_Extracted records:_
****

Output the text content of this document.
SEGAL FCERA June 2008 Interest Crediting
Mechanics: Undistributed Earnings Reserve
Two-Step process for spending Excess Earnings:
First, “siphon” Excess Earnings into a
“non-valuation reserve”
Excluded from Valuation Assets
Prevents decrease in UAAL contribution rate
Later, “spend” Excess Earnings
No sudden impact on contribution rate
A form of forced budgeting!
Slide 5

****

_Written instruction:_ Go back to the listing above and please repeat it exactly.

_Finished task:_
Output the text content of this document.
SEGAL FCERA June 2008 Interest Crediting
Mechanics: Undistributed Earnings Reserve
Two-Step process for spending Excess Earnings:
First, “siphon” Excess Earnings into a
“non-valuation reserve”
Excluded from Valuation Assets
Prevents decrease in UAAL contribution rate
Later, “spend” Excess Earnings
No sudden impact on contribution rate
A form of forced budgeting!
Slide 5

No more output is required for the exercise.